Given exercise ->
Of the lines in the entries below, state how many hold the word "total". Say nothing else.

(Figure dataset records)
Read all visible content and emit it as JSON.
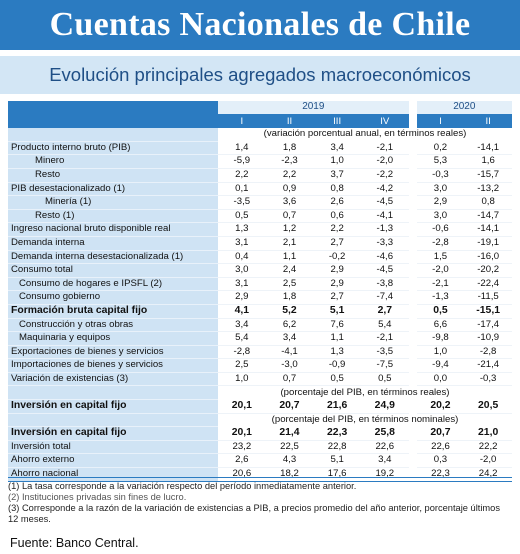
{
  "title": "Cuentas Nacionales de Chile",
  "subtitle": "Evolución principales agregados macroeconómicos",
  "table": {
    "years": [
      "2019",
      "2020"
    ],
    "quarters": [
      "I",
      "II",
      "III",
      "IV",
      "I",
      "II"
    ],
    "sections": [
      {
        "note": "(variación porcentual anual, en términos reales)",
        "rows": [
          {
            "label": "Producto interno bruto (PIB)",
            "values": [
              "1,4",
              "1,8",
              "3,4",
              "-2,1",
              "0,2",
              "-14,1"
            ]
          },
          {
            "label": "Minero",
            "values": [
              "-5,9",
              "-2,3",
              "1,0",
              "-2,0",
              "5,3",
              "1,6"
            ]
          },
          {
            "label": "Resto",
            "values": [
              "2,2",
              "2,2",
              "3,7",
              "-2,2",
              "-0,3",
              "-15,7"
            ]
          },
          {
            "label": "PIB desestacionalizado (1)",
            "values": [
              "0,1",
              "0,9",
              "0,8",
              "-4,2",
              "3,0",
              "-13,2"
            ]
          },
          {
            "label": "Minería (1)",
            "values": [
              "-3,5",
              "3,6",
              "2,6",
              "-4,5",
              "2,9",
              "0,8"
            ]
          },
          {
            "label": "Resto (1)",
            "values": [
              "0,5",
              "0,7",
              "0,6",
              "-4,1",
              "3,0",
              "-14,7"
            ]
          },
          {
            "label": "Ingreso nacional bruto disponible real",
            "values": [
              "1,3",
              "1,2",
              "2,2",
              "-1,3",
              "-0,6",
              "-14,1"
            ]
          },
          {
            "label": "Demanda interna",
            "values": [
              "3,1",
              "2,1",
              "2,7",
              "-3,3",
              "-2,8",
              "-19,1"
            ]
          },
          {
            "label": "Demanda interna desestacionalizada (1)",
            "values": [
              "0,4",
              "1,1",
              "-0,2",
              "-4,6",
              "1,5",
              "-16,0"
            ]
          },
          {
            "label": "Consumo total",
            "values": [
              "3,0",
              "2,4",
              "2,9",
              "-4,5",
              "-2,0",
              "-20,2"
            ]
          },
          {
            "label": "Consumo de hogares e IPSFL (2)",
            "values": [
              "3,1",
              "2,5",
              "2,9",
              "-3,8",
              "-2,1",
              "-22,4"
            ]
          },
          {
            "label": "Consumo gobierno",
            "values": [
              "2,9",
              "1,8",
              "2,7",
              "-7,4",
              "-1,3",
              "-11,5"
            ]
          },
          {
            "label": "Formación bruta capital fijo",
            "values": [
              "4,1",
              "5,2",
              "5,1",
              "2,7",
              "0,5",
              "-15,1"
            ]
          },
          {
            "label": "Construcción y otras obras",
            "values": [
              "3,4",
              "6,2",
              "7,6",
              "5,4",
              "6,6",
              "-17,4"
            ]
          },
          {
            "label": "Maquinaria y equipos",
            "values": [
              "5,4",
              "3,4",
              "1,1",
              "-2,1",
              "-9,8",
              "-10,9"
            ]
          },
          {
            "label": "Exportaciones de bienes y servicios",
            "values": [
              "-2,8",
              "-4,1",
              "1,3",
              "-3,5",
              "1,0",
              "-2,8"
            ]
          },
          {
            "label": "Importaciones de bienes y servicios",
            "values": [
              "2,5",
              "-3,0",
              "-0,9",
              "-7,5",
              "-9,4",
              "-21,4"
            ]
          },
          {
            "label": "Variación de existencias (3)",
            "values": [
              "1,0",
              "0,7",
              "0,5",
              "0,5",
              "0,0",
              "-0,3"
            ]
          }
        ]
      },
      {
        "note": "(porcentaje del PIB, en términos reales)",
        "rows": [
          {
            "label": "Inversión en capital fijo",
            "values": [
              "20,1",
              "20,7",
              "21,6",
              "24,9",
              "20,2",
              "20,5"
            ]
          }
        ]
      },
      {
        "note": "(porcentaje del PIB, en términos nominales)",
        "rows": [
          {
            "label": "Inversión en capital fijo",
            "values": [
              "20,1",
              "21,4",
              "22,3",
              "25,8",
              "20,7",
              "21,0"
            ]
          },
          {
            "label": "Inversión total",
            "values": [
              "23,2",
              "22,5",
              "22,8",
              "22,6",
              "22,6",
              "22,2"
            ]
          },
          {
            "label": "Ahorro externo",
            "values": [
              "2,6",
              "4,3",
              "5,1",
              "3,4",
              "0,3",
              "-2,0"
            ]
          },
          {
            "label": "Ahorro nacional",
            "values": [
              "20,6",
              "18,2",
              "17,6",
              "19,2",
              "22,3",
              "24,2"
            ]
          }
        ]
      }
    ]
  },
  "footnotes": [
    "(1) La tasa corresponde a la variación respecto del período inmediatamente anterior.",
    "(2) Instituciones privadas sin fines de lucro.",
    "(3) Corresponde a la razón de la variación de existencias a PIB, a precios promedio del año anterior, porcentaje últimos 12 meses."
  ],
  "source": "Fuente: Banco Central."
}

Exercise result ->
2